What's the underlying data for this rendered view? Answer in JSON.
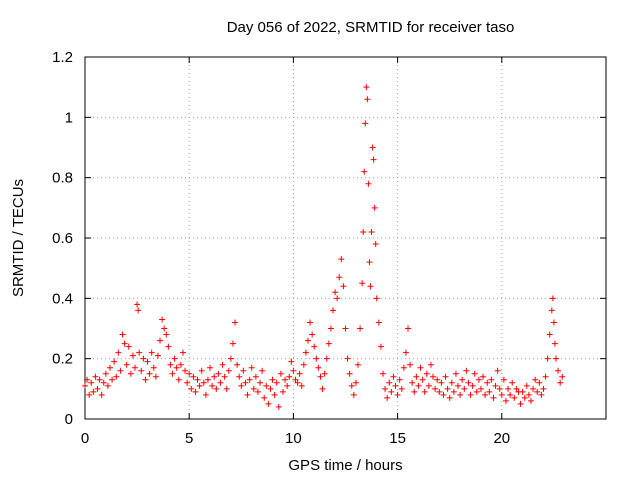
{
  "chart_data": {
    "type": "scatter",
    "title": "Day 056 of 2022, SRMTID for receiver taso",
    "xlabel": "GPS time / hours",
    "ylabel": "SRMTID / TECUs",
    "xlim": [
      0,
      25
    ],
    "ylim": [
      0,
      1.2
    ],
    "x_ticks": [
      0,
      5,
      10,
      15,
      20
    ],
    "x_tick_labels": [
      "0",
      "5",
      "10",
      "15",
      "20"
    ],
    "y_ticks": [
      0,
      0.2,
      0.4,
      0.6,
      0.8,
      1.0,
      1.2
    ],
    "y_tick_labels": [
      "0",
      "0.2",
      "0.4",
      "0.6",
      "0.8",
      "1",
      "1.2"
    ],
    "grid": true,
    "marker": "+",
    "marker_color": "#ff0000",
    "series": [
      {
        "name": "SRMTID",
        "points": [
          [
            0.0,
            0.11
          ],
          [
            0.1,
            0.13
          ],
          [
            0.2,
            0.08
          ],
          [
            0.3,
            0.12
          ],
          [
            0.4,
            0.09
          ],
          [
            0.5,
            0.14
          ],
          [
            0.6,
            0.1
          ],
          [
            0.7,
            0.13
          ],
          [
            0.8,
            0.08
          ],
          [
            0.9,
            0.12
          ],
          [
            1.0,
            0.15
          ],
          [
            1.1,
            0.11
          ],
          [
            1.2,
            0.17
          ],
          [
            1.3,
            0.13
          ],
          [
            1.4,
            0.19
          ],
          [
            1.5,
            0.14
          ],
          [
            1.6,
            0.22
          ],
          [
            1.7,
            0.16
          ],
          [
            1.8,
            0.28
          ],
          [
            1.9,
            0.25
          ],
          [
            2.0,
            0.18
          ],
          [
            2.1,
            0.24
          ],
          [
            2.2,
            0.15
          ],
          [
            2.3,
            0.21
          ],
          [
            2.4,
            0.17
          ],
          [
            2.5,
            0.38
          ],
          [
            2.55,
            0.36
          ],
          [
            2.6,
            0.22
          ],
          [
            2.7,
            0.16
          ],
          [
            2.8,
            0.2
          ],
          [
            2.9,
            0.13
          ],
          [
            3.0,
            0.19
          ],
          [
            3.1,
            0.15
          ],
          [
            3.2,
            0.22
          ],
          [
            3.3,
            0.17
          ],
          [
            3.4,
            0.14
          ],
          [
            3.5,
            0.21
          ],
          [
            3.6,
            0.26
          ],
          [
            3.7,
            0.33
          ],
          [
            3.8,
            0.3
          ],
          [
            3.9,
            0.28
          ],
          [
            4.0,
            0.24
          ],
          [
            4.1,
            0.18
          ],
          [
            4.2,
            0.15
          ],
          [
            4.3,
            0.2
          ],
          [
            4.4,
            0.17
          ],
          [
            4.5,
            0.13
          ],
          [
            4.6,
            0.18
          ],
          [
            4.7,
            0.22
          ],
          [
            4.8,
            0.16
          ],
          [
            4.9,
            0.12
          ],
          [
            5.0,
            0.15
          ],
          [
            5.1,
            0.1
          ],
          [
            5.2,
            0.14
          ],
          [
            5.3,
            0.09
          ],
          [
            5.4,
            0.13
          ],
          [
            5.5,
            0.11
          ],
          [
            5.6,
            0.16
          ],
          [
            5.7,
            0.12
          ],
          [
            5.8,
            0.08
          ],
          [
            5.9,
            0.13
          ],
          [
            6.0,
            0.17
          ],
          [
            6.1,
            0.11
          ],
          [
            6.2,
            0.14
          ],
          [
            6.3,
            0.1
          ],
          [
            6.4,
            0.15
          ],
          [
            6.5,
            0.12
          ],
          [
            6.6,
            0.18
          ],
          [
            6.7,
            0.14
          ],
          [
            6.8,
            0.1
          ],
          [
            6.9,
            0.16
          ],
          [
            7.0,
            0.2
          ],
          [
            7.1,
            0.25
          ],
          [
            7.2,
            0.32
          ],
          [
            7.3,
            0.18
          ],
          [
            7.4,
            0.14
          ],
          [
            7.5,
            0.11
          ],
          [
            7.6,
            0.16
          ],
          [
            7.7,
            0.12
          ],
          [
            7.8,
            0.08
          ],
          [
            7.9,
            0.13
          ],
          [
            8.0,
            0.17
          ],
          [
            8.1,
            0.1
          ],
          [
            8.2,
            0.14
          ],
          [
            8.3,
            0.09
          ],
          [
            8.4,
            0.12
          ],
          [
            8.5,
            0.16
          ],
          [
            8.6,
            0.07
          ],
          [
            8.7,
            0.11
          ],
          [
            8.8,
            0.05
          ],
          [
            8.9,
            0.1
          ],
          [
            9.0,
            0.13
          ],
          [
            9.1,
            0.08
          ],
          [
            9.2,
            0.12
          ],
          [
            9.3,
            0.04
          ],
          [
            9.4,
            0.15
          ],
          [
            9.5,
            0.09
          ],
          [
            9.6,
            0.13
          ],
          [
            9.7,
            0.11
          ],
          [
            9.8,
            0.14
          ],
          [
            9.9,
            0.19
          ],
          [
            10.0,
            0.16
          ],
          [
            10.1,
            0.13
          ],
          [
            10.2,
            0.12
          ],
          [
            10.3,
            0.15
          ],
          [
            10.4,
            0.11
          ],
          [
            10.5,
            0.18
          ],
          [
            10.6,
            0.22
          ],
          [
            10.7,
            0.26
          ],
          [
            10.8,
            0.32
          ],
          [
            10.9,
            0.28
          ],
          [
            11.0,
            0.24
          ],
          [
            11.1,
            0.2
          ],
          [
            11.2,
            0.17
          ],
          [
            11.3,
            0.14
          ],
          [
            11.4,
            0.1
          ],
          [
            11.5,
            0.15
          ],
          [
            11.6,
            0.2
          ],
          [
            11.7,
            0.25
          ],
          [
            11.8,
            0.3
          ],
          [
            11.9,
            0.36
          ],
          [
            12.0,
            0.42
          ],
          [
            12.1,
            0.4
          ],
          [
            12.2,
            0.47
          ],
          [
            12.3,
            0.53
          ],
          [
            12.4,
            0.44
          ],
          [
            12.5,
            0.3
          ],
          [
            12.6,
            0.2
          ],
          [
            12.7,
            0.15
          ],
          [
            12.8,
            0.11
          ],
          [
            12.9,
            0.08
          ],
          [
            13.0,
            0.12
          ],
          [
            13.1,
            0.18
          ],
          [
            13.2,
            0.3
          ],
          [
            13.3,
            0.45
          ],
          [
            13.35,
            0.62
          ],
          [
            13.4,
            0.82
          ],
          [
            13.45,
            0.98
          ],
          [
            13.5,
            1.1
          ],
          [
            13.55,
            1.06
          ],
          [
            13.6,
            0.78
          ],
          [
            13.65,
            0.52
          ],
          [
            13.7,
            0.44
          ],
          [
            13.75,
            0.62
          ],
          [
            13.8,
            0.9
          ],
          [
            13.85,
            0.86
          ],
          [
            13.9,
            0.7
          ],
          [
            13.95,
            0.58
          ],
          [
            14.0,
            0.4
          ],
          [
            14.1,
            0.32
          ],
          [
            14.2,
            0.24
          ],
          [
            14.3,
            0.15
          ],
          [
            14.4,
            0.1
          ],
          [
            14.5,
            0.07
          ],
          [
            14.6,
            0.12
          ],
          [
            14.7,
            0.09
          ],
          [
            14.8,
            0.14
          ],
          [
            14.9,
            0.11
          ],
          [
            15.0,
            0.08
          ],
          [
            15.1,
            0.13
          ],
          [
            15.2,
            0.1
          ],
          [
            15.3,
            0.17
          ],
          [
            15.4,
            0.22
          ],
          [
            15.5,
            0.3
          ],
          [
            15.6,
            0.18
          ],
          [
            15.7,
            0.12
          ],
          [
            15.8,
            0.09
          ],
          [
            15.9,
            0.14
          ],
          [
            16.0,
            0.11
          ],
          [
            16.1,
            0.17
          ],
          [
            16.2,
            0.13
          ],
          [
            16.3,
            0.09
          ],
          [
            16.4,
            0.15
          ],
          [
            16.5,
            0.11
          ],
          [
            16.6,
            0.18
          ],
          [
            16.7,
            0.14
          ],
          [
            16.8,
            0.1
          ],
          [
            16.9,
            0.13
          ],
          [
            17.0,
            0.09
          ],
          [
            17.1,
            0.12
          ],
          [
            17.2,
            0.08
          ],
          [
            17.3,
            0.14
          ],
          [
            17.4,
            0.1
          ],
          [
            17.5,
            0.07
          ],
          [
            17.6,
            0.12
          ],
          [
            17.7,
            0.09
          ],
          [
            17.8,
            0.15
          ],
          [
            17.9,
            0.11
          ],
          [
            18.0,
            0.08
          ],
          [
            18.1,
            0.13
          ],
          [
            18.2,
            0.1
          ],
          [
            18.3,
            0.16
          ],
          [
            18.4,
            0.12
          ],
          [
            18.5,
            0.08
          ],
          [
            18.6,
            0.11
          ],
          [
            18.7,
            0.15
          ],
          [
            18.8,
            0.09
          ],
          [
            18.9,
            0.13
          ],
          [
            19.0,
            0.1
          ],
          [
            19.1,
            0.14
          ],
          [
            19.2,
            0.08
          ],
          [
            19.3,
            0.12
          ],
          [
            19.4,
            0.09
          ],
          [
            19.5,
            0.13
          ],
          [
            19.6,
            0.07
          ],
          [
            19.7,
            0.11
          ],
          [
            19.8,
            0.16
          ],
          [
            19.9,
            0.1
          ],
          [
            20.0,
            0.08
          ],
          [
            20.1,
            0.13
          ],
          [
            20.2,
            0.06
          ],
          [
            20.3,
            0.1
          ],
          [
            20.4,
            0.08
          ],
          [
            20.5,
            0.12
          ],
          [
            20.6,
            0.07
          ],
          [
            20.7,
            0.1
          ],
          [
            20.8,
            0.09
          ],
          [
            20.9,
            0.05
          ],
          [
            21.0,
            0.09
          ],
          [
            21.1,
            0.07
          ],
          [
            21.2,
            0.11
          ],
          [
            21.3,
            0.08
          ],
          [
            21.4,
            0.06
          ],
          [
            21.5,
            0.1
          ],
          [
            21.6,
            0.13
          ],
          [
            21.7,
            0.09
          ],
          [
            21.8,
            0.12
          ],
          [
            21.9,
            0.08
          ],
          [
            22.0,
            0.1
          ],
          [
            22.1,
            0.14
          ],
          [
            22.2,
            0.2
          ],
          [
            22.3,
            0.28
          ],
          [
            22.4,
            0.36
          ],
          [
            22.45,
            0.4
          ],
          [
            22.5,
            0.32
          ],
          [
            22.55,
            0.25
          ],
          [
            22.6,
            0.2
          ],
          [
            22.7,
            0.16
          ],
          [
            22.8,
            0.12
          ],
          [
            22.9,
            0.14
          ]
        ]
      }
    ]
  }
}
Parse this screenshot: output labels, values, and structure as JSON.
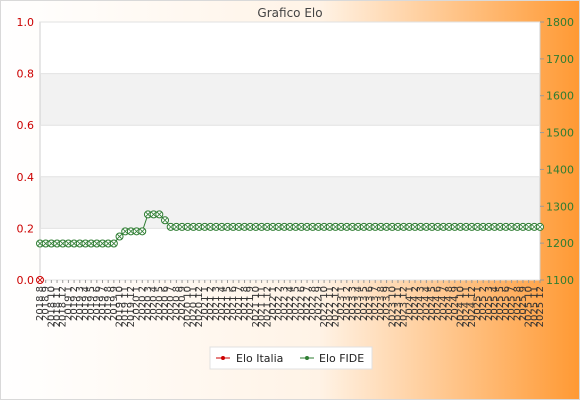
{
  "chart_data": {
    "type": "line",
    "title": "Grafico Elo",
    "xlabel": "",
    "ylabel_left": "",
    "ylabel_right": "",
    "y_left": {
      "ticks": [
        "0.0",
        "0.2",
        "0.4",
        "0.6",
        "0.8",
        "1.0"
      ],
      "range": [
        0,
        1
      ]
    },
    "y_right": {
      "ticks": [
        "1100",
        "1200",
        "1300",
        "1400",
        "1500",
        "1600",
        "1700",
        "1800"
      ],
      "range": [
        1100,
        1800
      ]
    },
    "grid": true,
    "legend_position": "bottom",
    "categories": [
      "2018 8",
      "2018 9",
      "2018 10",
      "2018 11",
      "2018 12",
      "2019 1",
      "2019 2",
      "2019 3",
      "2019 4",
      "2019 5",
      "2019 6",
      "2019 7",
      "2019 8",
      "2019 9",
      "2019 10",
      "2019 11",
      "2019 12",
      "2020 1",
      "2020 2",
      "2020 3",
      "2020 4",
      "2020 5",
      "2020 6",
      "2020 7",
      "2020 8",
      "2020 9",
      "2020 10",
      "2020 11",
      "2020 12",
      "2021 1",
      "2021 2",
      "2021 3",
      "2021 4",
      "2021 5",
      "2021 6",
      "2021 7",
      "2021 8",
      "2021 9",
      "2021 10",
      "2021 11",
      "2021 12",
      "2022 1",
      "2022 2",
      "2022 3",
      "2022 4",
      "2022 5",
      "2022 6",
      "2022 7",
      "2022 8",
      "2022 9",
      "2022 10",
      "2022 11",
      "2022 12",
      "2023 1",
      "2023 2",
      "2023 3",
      "2023 4",
      "2023 5",
      "2023 6",
      "2023 7",
      "2023 8",
      "2023 9",
      "2023 10",
      "2023 11",
      "2023 12",
      "2024 1",
      "2024 2",
      "2024 3",
      "2024 4",
      "2024 5",
      "2024 6",
      "2024 7",
      "2024 8",
      "2024 9",
      "2024 10",
      "2024 11",
      "2024 12",
      "2025 1",
      "2025 2",
      "2025 3",
      "2025 4",
      "2025 5",
      "2025 6",
      "2025 7",
      "2025 8",
      "2025 9",
      "2025 10",
      "2025 11",
      "2025 12"
    ],
    "series": [
      {
        "name": "Elo Italia",
        "axis": "left",
        "color": "#cc0000",
        "values": [
          0,
          null,
          null,
          null,
          null,
          null,
          null,
          null,
          null,
          null,
          null,
          null,
          null,
          null,
          null,
          null,
          null,
          null,
          null,
          null,
          null,
          null,
          null,
          null,
          null,
          null,
          null,
          null,
          null,
          null,
          null,
          null,
          null,
          null,
          null,
          null,
          null,
          null,
          null,
          null,
          null,
          null,
          null,
          null,
          null,
          null,
          null,
          null,
          null,
          null,
          null,
          null,
          null,
          null,
          null,
          null,
          null,
          null,
          null,
          null,
          null,
          null,
          null,
          null,
          null,
          null,
          null,
          null,
          null,
          null,
          null,
          null,
          null,
          null,
          null,
          null,
          null,
          null,
          null,
          null,
          null,
          null,
          null,
          null,
          null,
          null,
          null,
          null,
          null
        ]
      },
      {
        "name": "Elo FIDE",
        "axis": "right",
        "color": "#2e7d32",
        "values": [
          1199,
          1199,
          1199,
          1199,
          1199,
          1199,
          1199,
          1199,
          1199,
          1199,
          1199,
          1199,
          1199,
          1199,
          1218,
          1232,
          1232,
          1232,
          1232,
          1278,
          1278,
          1278,
          1262,
          1244,
          1244,
          1244,
          1244,
          1244,
          1244,
          1244,
          1244,
          1244,
          1244,
          1244,
          1244,
          1244,
          1244,
          1244,
          1244,
          1244,
          1244,
          1244,
          1244,
          1244,
          1244,
          1244,
          1244,
          1244,
          1244,
          1244,
          1244,
          1244,
          1244,
          1244,
          1244,
          1244,
          1244,
          1244,
          1244,
          1244,
          1244,
          1244,
          1244,
          1244,
          1244,
          1244,
          1244,
          1244,
          1244,
          1244,
          1244,
          1244,
          1244,
          1244,
          1244,
          1244,
          1244,
          1244,
          1244,
          1244,
          1244,
          1244,
          1244,
          1244,
          1244,
          1244,
          1244,
          1244,
          1244
        ]
      }
    ]
  }
}
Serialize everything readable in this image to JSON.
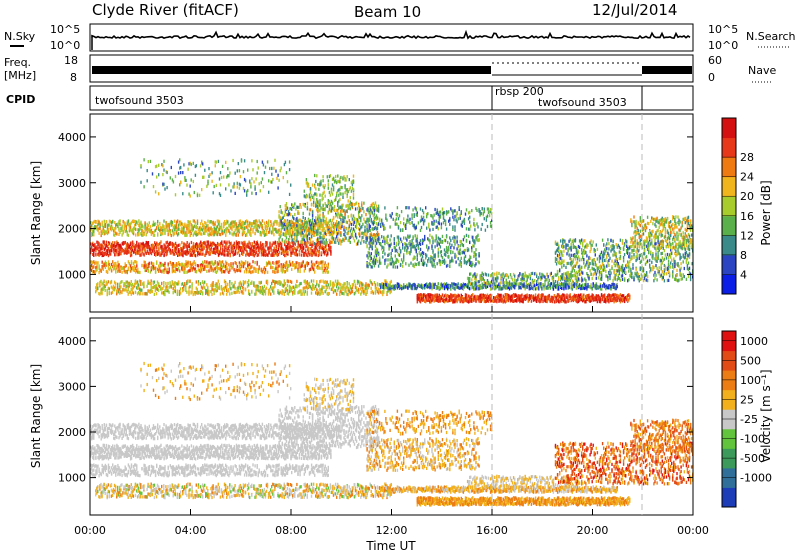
++++++++
**EXERCISE REQUIREMENTS**
What is the number of lines above that contain "name"? Answer with that number only.

**RESPONSE**
3